--- Start of Extract to read ---

# Atwood Hot Water Heater



## Danny (Apr 2, 2007)

I have a 2005 25rss and I could really use some information on my Atwood hot water heater. When I tried to use just the electric side of the water heater I could smell what seemed to be a gas leak around the heater. Needless to say I turned it off, switched to gas, and it seemed to work just fine. I have been using the gas side of the heater all summer and up until this weekend didn't have any problems. Last night my wife and I went to the campground showers and on our return found the camper smelling of gas. The water heater had tried to start up, but must have failed because the red light was on between the switches on the wall. I shut off the gas at the tanks and aired out the trailer. This morning I turned the gas back on at the tank and turned on the gas side switch. The heater started up normally for about three or four minutes. Then the red light came on but I could still hear the gas burner running. I switched it off and restarted it and it ran fine. My question is could this possibly be a solenoid valve problem?


----------



## Ghosty (Jan 17, 2005)

Danny.

I know that we are all great at giving free advice -- BUT-- you need to call ATWOOD at (574) 264-2131 and ask them ...

To contact Atwood with questions, call (574) 264-2131 Monday-Friday, 8:00am to 4:30pm Eastern Time (holiday times may vary). 
CALL THEM NOW.

I have dealt with them in the past -- they are very good -- but try to help them narrow down when the problem occurs and what could be causing it with exact actions you are taking and what the results are -- that causes the gas to smell...

Personally I would call them first prior to listening to anyone give a guess as to what it could be -- lets face it -- anytime you mix Propane - electricity -- and free advice -- you normally see the result on a YOU TUBE video...


----------

--- End of Extract to read ---

## Directive 1
Answer these questions from the water heater thread:
(a) What year and model of trailer does Danny own?
(b) What phone number does Ghosty give for Atwood?
(c) During what days and hours does the thread say Atwood can be called?

--- Start of Material provided ---

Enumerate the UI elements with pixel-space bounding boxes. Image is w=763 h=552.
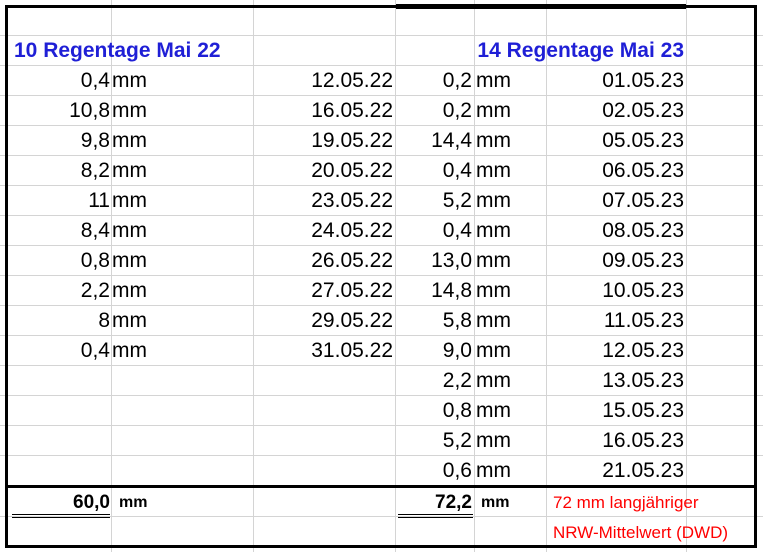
left-rain-unit: mm xyxy=(112,129,147,152)
left-rain-value: 0,4 xyxy=(80,69,110,92)
column-divider xyxy=(253,0,254,552)
left-rain-date: 23.05.22 xyxy=(311,189,393,212)
right-rain-unit: mm xyxy=(476,99,511,122)
right-rain-date: 11.05.23 xyxy=(603,309,684,332)
left-total-unit: mm xyxy=(119,494,148,511)
left-rain-value: 8 xyxy=(98,309,110,332)
right-rain-unit: mm xyxy=(476,249,511,272)
right-rain-unit: mm xyxy=(476,429,511,452)
right-rain-unit: mm xyxy=(476,369,511,392)
right-rain-date: 05.05.23 xyxy=(602,129,684,152)
left-rain-date: 12.05.22 xyxy=(311,69,393,92)
left-rain-value: 9,8 xyxy=(80,129,110,152)
total-double-underline xyxy=(398,514,473,515)
right-rain-unit: mm xyxy=(476,309,511,332)
right-rain-value: 14,8 xyxy=(431,279,472,302)
right-rain-unit: mm xyxy=(476,189,511,212)
left-rain-value: 8,2 xyxy=(80,159,110,182)
total-double-underline xyxy=(398,517,473,518)
total-double-underline xyxy=(12,517,110,518)
left-rain-unit: mm xyxy=(112,309,147,332)
left-rain-unit: mm xyxy=(112,69,147,92)
right-rain-unit: mm xyxy=(476,339,511,362)
right-rain-value: 5,2 xyxy=(442,189,472,212)
left-rain-value: 11 xyxy=(88,189,110,212)
left-rain-value: 0,4 xyxy=(80,339,110,362)
right-rain-date: 07.05.23 xyxy=(602,189,684,212)
right-rain-unit: mm xyxy=(476,159,511,182)
left-rain-unit: mm xyxy=(112,219,147,242)
right-rain-date: 10.05.23 xyxy=(602,279,684,302)
table-border xyxy=(5,5,8,548)
left-rain-date: 20.05.22 xyxy=(311,159,393,182)
left-rain-unit: mm xyxy=(112,249,147,272)
right-rain-value: 9,0 xyxy=(442,339,472,362)
table-border xyxy=(396,4,686,9)
right-rain-date: 16.05.23 xyxy=(602,429,684,452)
right-rain-value: 0,4 xyxy=(442,159,472,182)
left-rain-unit: mm xyxy=(112,189,147,212)
left-rain-unit: mm xyxy=(112,339,147,362)
right-rain-value: 13,0 xyxy=(431,249,472,272)
right-rain-value: 0,4 xyxy=(442,219,472,242)
left-rain-date: 16.05.22 xyxy=(311,99,393,122)
right-rain-value: 2,2 xyxy=(442,369,472,392)
left-rain-unit: mm xyxy=(112,159,147,182)
right-rain-unit: mm xyxy=(476,399,511,422)
right-rain-value: 0,2 xyxy=(442,69,472,92)
average-note-line1: 72 mm langjähriger xyxy=(553,493,699,512)
right-rain-date: 08.05.23 xyxy=(602,219,684,242)
average-note-line2: NRW-Mittelwert (DWD) xyxy=(553,523,729,542)
left-rain-date: 29.05.22 xyxy=(311,309,393,332)
left-rain-value: 0,8 xyxy=(80,249,110,272)
column-divider xyxy=(686,0,687,552)
table-border xyxy=(754,5,757,548)
right-rain-date: 09.05.23 xyxy=(602,249,684,272)
left-rain-date: 26.05.22 xyxy=(311,249,393,272)
right-rain-date: 21.05.23 xyxy=(602,459,684,482)
left-rain-value: 10,8 xyxy=(69,99,110,122)
right-rain-unit: mm xyxy=(476,219,511,242)
right-rain-value: 14,4 xyxy=(431,129,472,152)
left-rain-date: 31.05.22 xyxy=(311,339,393,362)
right-rain-unit: mm xyxy=(476,129,511,152)
right-rain-value: 0,8 xyxy=(442,399,472,422)
total-double-underline xyxy=(12,514,110,515)
right-rain-date: 02.05.23 xyxy=(602,99,684,122)
right-rain-value: 5,8 xyxy=(442,309,472,332)
right-rain-date: 13.05.23 xyxy=(602,369,684,392)
right-rain-value: 0,2 xyxy=(442,99,472,122)
column-divider xyxy=(395,0,396,552)
left-rain-value: 2,2 xyxy=(80,279,110,302)
right-rain-date: 06.05.23 xyxy=(602,159,684,182)
right-rain-unit: mm xyxy=(476,69,511,92)
right-rain-date: 15.05.23 xyxy=(602,399,684,422)
right-total-unit: mm xyxy=(481,494,510,511)
left-rain-date: 24.05.22 xyxy=(311,219,393,242)
left-section-title: 10 Regentage Mai 22 xyxy=(14,39,221,62)
left-rain-date: 19.05.22 xyxy=(311,129,393,152)
right-rain-unit: mm xyxy=(476,459,511,482)
right-rain-date: 01.05.23 xyxy=(602,69,684,92)
right-section-title: 14 Regentage Mai 23 xyxy=(477,39,684,62)
left-rain-unit: mm xyxy=(112,99,147,122)
right-rain-value: 5,2 xyxy=(442,429,472,452)
left-rain-value: 8,4 xyxy=(80,219,110,242)
right-rain-value: 0,6 xyxy=(442,459,472,482)
left-rain-unit: mm xyxy=(112,279,147,302)
right-rain-unit: mm xyxy=(476,279,511,302)
column-divider xyxy=(474,0,475,552)
column-divider xyxy=(546,0,547,552)
left-rain-date: 27.05.22 xyxy=(311,279,393,302)
right-rain-date: 12.05.23 xyxy=(602,339,684,362)
spreadsheet-grid: 10 Regentage Mai 22 14 Regentage Mai 23 … xyxy=(0,0,763,552)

--- End of Material provided ---

## Directive 2
From the stored items, reproduce the rows starting at the line that has "left-rain-unit: mm xyxy=(112,129,147,152)" and stopping after the line that has "right-rain-unit: mm xyxy=(476,249,511,272)".

## Solution 1
(a) A 2005 25rss.
(b) (574) 264-2131.
(c) Monday through Friday, 8:00am to 4:30pm Eastern Time (holiday times may vary).

## Solution 2
left-rain-unit: mm xyxy=(112,129,147,152)
left-rain-value: 0,4 xyxy=(80,69,110,92)
column-divider xyxy=(253,0,254,552)
left-rain-date: 23.05.22 xyxy=(311,189,393,212)
right-rain-unit: mm xyxy=(476,99,511,122)
right-rain-date: 11.05.23 xyxy=(603,309,684,332)
left-total-unit: mm xyxy=(119,494,148,511)
left-rain-value: 8 xyxy=(98,309,110,332)
right-rain-unit: mm xyxy=(476,249,511,272)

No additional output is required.